AIM: Set down the full listing exactly, character for character.

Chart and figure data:
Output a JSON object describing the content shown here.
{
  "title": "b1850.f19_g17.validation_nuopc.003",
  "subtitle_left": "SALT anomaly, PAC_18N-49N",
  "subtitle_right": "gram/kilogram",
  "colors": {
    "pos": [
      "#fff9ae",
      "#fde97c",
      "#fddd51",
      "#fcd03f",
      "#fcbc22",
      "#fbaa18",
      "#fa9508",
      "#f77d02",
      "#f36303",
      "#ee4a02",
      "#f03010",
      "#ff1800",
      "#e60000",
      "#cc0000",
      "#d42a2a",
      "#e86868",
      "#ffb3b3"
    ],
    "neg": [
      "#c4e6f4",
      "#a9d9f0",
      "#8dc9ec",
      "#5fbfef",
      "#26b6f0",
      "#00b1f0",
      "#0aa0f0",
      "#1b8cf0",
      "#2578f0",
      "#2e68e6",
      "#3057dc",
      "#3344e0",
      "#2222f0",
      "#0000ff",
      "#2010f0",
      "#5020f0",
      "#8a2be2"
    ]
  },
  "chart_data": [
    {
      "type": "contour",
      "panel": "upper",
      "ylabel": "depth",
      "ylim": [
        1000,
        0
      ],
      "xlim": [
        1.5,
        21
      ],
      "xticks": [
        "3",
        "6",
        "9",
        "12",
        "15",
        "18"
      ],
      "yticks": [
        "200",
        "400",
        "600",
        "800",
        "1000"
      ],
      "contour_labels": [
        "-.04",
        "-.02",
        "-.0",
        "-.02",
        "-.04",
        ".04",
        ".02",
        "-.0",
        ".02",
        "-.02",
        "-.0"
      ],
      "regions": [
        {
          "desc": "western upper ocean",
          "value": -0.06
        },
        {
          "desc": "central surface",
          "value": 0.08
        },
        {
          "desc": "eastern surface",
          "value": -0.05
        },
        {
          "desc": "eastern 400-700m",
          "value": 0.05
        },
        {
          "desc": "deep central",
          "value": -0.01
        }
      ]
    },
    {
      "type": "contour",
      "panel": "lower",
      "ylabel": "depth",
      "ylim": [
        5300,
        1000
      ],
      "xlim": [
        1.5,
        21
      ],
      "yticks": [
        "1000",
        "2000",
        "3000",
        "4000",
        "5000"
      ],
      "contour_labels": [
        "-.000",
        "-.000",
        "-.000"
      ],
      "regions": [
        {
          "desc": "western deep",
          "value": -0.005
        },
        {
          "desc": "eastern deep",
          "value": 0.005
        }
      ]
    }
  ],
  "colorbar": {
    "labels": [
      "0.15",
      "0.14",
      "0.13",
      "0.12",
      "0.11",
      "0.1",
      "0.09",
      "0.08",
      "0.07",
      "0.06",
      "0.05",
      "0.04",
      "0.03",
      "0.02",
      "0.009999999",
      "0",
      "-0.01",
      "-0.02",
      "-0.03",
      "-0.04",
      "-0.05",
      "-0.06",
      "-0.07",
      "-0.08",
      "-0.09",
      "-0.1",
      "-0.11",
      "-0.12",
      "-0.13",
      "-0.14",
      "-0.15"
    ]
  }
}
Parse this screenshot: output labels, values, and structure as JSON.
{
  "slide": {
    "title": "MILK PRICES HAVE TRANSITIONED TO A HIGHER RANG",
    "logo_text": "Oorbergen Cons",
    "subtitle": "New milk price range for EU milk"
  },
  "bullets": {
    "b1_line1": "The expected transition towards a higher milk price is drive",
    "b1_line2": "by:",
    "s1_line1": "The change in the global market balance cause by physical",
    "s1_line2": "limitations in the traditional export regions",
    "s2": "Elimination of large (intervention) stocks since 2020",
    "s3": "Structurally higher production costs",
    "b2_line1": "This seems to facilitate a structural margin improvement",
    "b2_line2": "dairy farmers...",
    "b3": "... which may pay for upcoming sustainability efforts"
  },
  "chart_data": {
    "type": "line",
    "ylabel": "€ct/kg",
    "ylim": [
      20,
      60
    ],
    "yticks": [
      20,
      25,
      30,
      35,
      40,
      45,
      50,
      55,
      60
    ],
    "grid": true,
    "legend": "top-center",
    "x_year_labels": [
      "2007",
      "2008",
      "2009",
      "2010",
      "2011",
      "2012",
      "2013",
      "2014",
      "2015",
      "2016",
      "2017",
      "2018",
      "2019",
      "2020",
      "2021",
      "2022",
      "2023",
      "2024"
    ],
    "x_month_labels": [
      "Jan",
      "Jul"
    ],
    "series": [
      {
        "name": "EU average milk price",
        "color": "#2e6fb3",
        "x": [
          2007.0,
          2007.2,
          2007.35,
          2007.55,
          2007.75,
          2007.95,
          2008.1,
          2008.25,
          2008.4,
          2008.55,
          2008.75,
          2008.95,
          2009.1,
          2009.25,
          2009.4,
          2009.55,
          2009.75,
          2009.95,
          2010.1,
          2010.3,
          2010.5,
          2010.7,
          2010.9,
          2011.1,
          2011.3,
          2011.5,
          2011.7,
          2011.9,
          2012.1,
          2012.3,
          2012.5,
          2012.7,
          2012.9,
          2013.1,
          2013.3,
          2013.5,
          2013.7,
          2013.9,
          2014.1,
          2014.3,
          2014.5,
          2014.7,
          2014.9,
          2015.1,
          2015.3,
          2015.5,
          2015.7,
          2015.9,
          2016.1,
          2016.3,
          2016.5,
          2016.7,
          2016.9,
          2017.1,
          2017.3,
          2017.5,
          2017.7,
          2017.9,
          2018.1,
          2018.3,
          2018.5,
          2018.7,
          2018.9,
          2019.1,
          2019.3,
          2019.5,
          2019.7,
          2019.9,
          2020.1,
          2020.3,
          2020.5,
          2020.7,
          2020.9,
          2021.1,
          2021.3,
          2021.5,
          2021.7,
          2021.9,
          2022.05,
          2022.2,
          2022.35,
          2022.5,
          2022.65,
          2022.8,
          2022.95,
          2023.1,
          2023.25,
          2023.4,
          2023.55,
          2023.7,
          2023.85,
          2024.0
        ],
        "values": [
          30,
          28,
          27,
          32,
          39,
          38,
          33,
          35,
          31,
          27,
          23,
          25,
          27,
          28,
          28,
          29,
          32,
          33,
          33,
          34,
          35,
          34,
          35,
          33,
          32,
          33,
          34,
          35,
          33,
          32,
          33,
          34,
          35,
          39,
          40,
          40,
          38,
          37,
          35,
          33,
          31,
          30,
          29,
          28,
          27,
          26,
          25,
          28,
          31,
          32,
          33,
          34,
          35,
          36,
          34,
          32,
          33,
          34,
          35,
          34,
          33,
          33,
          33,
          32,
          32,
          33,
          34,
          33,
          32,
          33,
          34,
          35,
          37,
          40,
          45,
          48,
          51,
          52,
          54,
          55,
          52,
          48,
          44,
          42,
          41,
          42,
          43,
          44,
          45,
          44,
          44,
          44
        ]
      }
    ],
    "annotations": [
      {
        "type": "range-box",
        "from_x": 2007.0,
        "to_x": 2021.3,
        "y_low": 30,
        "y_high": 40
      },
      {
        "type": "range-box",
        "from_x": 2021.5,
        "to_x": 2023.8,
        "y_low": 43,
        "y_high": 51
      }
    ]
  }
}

SOLUTION:
Output a JSON object describing the content shown here.
{
  "title": "b1850.f19_g17.validation_nuopc.003",
  "subtitle_left": "SALT anomaly, PAC_18N-49N",
  "subtitle_right": "gram/kilogram",
  "colors": {
    "pos": [
      "#fff9ae",
      "#fde97c",
      "#fddd51",
      "#fcd03f",
      "#fcbc22",
      "#fbaa18",
      "#fa9508",
      "#f77d02",
      "#f36303",
      "#ee4a02",
      "#f03010",
      "#ff1800",
      "#e60000",
      "#cc0000",
      "#d42a2a",
      "#e86868",
      "#ffb3b3"
    ],
    "neg": [
      "#c4e6f4",
      "#a9d9f0",
      "#8dc9ec",
      "#5fbfef",
      "#26b6f0",
      "#00b1f0",
      "#0aa0f0",
      "#1b8cf0",
      "#2578f0",
      "#2e68e6",
      "#3057dc",
      "#3344e0",
      "#2222f0",
      "#0000ff",
      "#2010f0",
      "#5020f0",
      "#8a2be2"
    ]
  },
  "chart_data": [
    {
      "type": "contour",
      "panel": "upper",
      "ylabel": "depth",
      "ylim": [
        1000,
        0
      ],
      "xlim": [
        1.5,
        21
      ],
      "xticks": [
        "3",
        "6",
        "9",
        "12",
        "15",
        "18"
      ],
      "yticks": [
        "200",
        "400",
        "600",
        "800",
        "1000"
      ],
      "contour_labels": [
        "-.04",
        "-.02",
        "-.0",
        "-.02",
        "-.04",
        ".04",
        ".02",
        "-.0",
        ".02",
        "-.02",
        "-.0"
      ],
      "regions": [
        {
          "desc": "western upper ocean",
          "value": -0.06
        },
        {
          "desc": "central surface",
          "value": 0.08
        },
        {
          "desc": "eastern surface",
          "value": -0.05
        },
        {
          "desc": "eastern 400-700m",
          "value": 0.05
        },
        {
          "desc": "deep central",
          "value": -0.01
        }
      ]
    },
    {
      "type": "contour",
      "panel": "lower",
      "ylabel": "depth",
      "ylim": [
        5300,
        1000
      ],
      "xlim": [
        1.5,
        21
      ],
      "yticks": [
        "1000",
        "2000",
        "3000",
        "4000",
        "5000"
      ],
      "contour_labels": [
        "-.000",
        "-.000",
        "-.000"
      ],
      "regions": [
        {
          "desc": "western deep",
          "value": -0.005
        },
        {
          "desc": "eastern deep",
          "value": 0.005
        }
      ]
    }
  ],
  "colorbar": {
    "labels": [
      "0.15",
      "0.14",
      "0.13",
      "0.12",
      "0.11",
      "0.1",
      "0.09",
      "0.08",
      "0.07",
      "0.06",
      "0.05",
      "0.04",
      "0.03",
      "0.02",
      "0.009999999",
      "0",
      "-0.01",
      "-0.02",
      "-0.03",
      "-0.04",
      "-0.05",
      "-0.06",
      "-0.07",
      "-0.08",
      "-0.09",
      "-0.1",
      "-0.11",
      "-0.12",
      "-0.13",
      "-0.14",
      "-0.15"
    ]
  }
}
Parse this screenshot: output labels, values, and structure as JSON.
{
  "slide": {
    "title": "MILK PRICES HAVE TRANSITIONED TO A HIGHER RANG",
    "logo_text": "Oorbergen Cons",
    "subtitle": "New milk price range for EU milk"
  },
  "bullets": {
    "b1_line1": "The expected transition towards a higher milk price is drive",
    "b1_line2": "by:",
    "s1_line1": "The change in the global market balance cause by physical",
    "s1_line2": "limitations in the traditional export regions",
    "s2": "Elimination of large (intervention) stocks since 2020",
    "s3": "Structurally higher production costs",
    "b2_line1": "This seems to facilitate a structural margin improvement",
    "b2_line2": "dairy farmers...",
    "b3": "... which may pay for upcoming sustainability efforts"
  },
  "chart_data": {
    "type": "line",
    "ylabel": "€ct/kg",
    "ylim": [
      20,
      60
    ],
    "yticks": [
      20,
      25,
      30,
      35,
      40,
      45,
      50,
      55,
      60
    ],
    "grid": true,
    "legend": "top-center",
    "x_year_labels": [
      "2007",
      "2008",
      "2009",
      "2010",
      "2011",
      "2012",
      "2013",
      "2014",
      "2015",
      "2016",
      "2017",
      "2018",
      "2019",
      "2020",
      "2021",
      "2022",
      "2023",
      "2024"
    ],
    "x_month_labels": [
      "Jan",
      "Jul"
    ],
    "series": [
      {
        "name": "EU average milk price",
        "color": "#2e6fb3",
        "x": [
          2007.0,
          2007.2,
          2007.35,
          2007.55,
          2007.75,
          2007.95,
          2008.1,
          2008.25,
          2008.4,
          2008.55,
          2008.75,
          2008.95,
          2009.1,
          2009.25,
          2009.4,
          2009.55,
          2009.75,
          2009.95,
          2010.1,
          2010.3,
          2010.5,
          2010.7,
          2010.9,
          2011.1,
          2011.3,
          2011.5,
          2011.7,
          2011.9,
          2012.1,
          2012.3,
          2012.5,
          2012.7,
          2012.9,
          2013.1,
          2013.3,
          2013.5,
          2013.7,
          2013.9,
          2014.1,
          2014.3,
          2014.5,
          2014.7,
          2014.9,
          2015.1,
          2015.3,
          2015.5,
          2015.7,
          2015.9,
          2016.1,
          2016.3,
          2016.5,
          2016.7,
          2016.9,
          2017.1,
          2017.3,
          2017.5,
          2017.7,
          2017.9,
          2018.1,
          2018.3,
          2018.5,
          2018.7,
          2018.9,
          2019.1,
          2019.3,
          2019.5,
          2019.7,
          2019.9,
          2020.1,
          2020.3,
          2020.5,
          2020.7,
          2020.9,
          2021.1,
          2021.3,
          2021.5,
          2021.7,
          2021.9,
          2022.05,
          2022.2,
          2022.35,
          2022.5,
          2022.65,
          2022.8,
          2022.95,
          2023.1,
          2023.25,
          2023.4,
          2023.55,
          2023.7,
          2023.85,
          2024.0
        ],
        "values": [
          30,
          28,
          27,
          32,
          39,
          38,
          33,
          35,
          31,
          27,
          23,
          25,
          27,
          28,
          28,
          29,
          32,
          33,
          33,
          34,
          35,
          34,
          35,
          33,
          32,
          33,
          34,
          35,
          33,
          32,
          33,
          34,
          35,
          39,
          40,
          40,
          38,
          37,
          35,
          33,
          31,
          30,
          29,
          28,
          27,
          26,
          25,
          28,
          31,
          32,
          33,
          34,
          35,
          36,
          34,
          32,
          33,
          34,
          35,
          34,
          33,
          33,
          33,
          32,
          32,
          33,
          34,
          33,
          32,
          33,
          34,
          35,
          37,
          40,
          45,
          48,
          51,
          52,
          54,
          55,
          52,
          48,
          44,
          42,
          41,
          42,
          43,
          44,
          45,
          44,
          44,
          44
        ]
      }
    ],
    "annotations": [
      {
        "type": "range-box",
        "from_x": 2007.0,
        "to_x": 2021.3,
        "y_low": 30,
        "y_high": 40
      },
      {
        "type": "range-box",
        "from_x": 2021.5,
        "to_x": 2023.8,
        "y_low": 43,
        "y_high": 51
      }
    ]
  }
}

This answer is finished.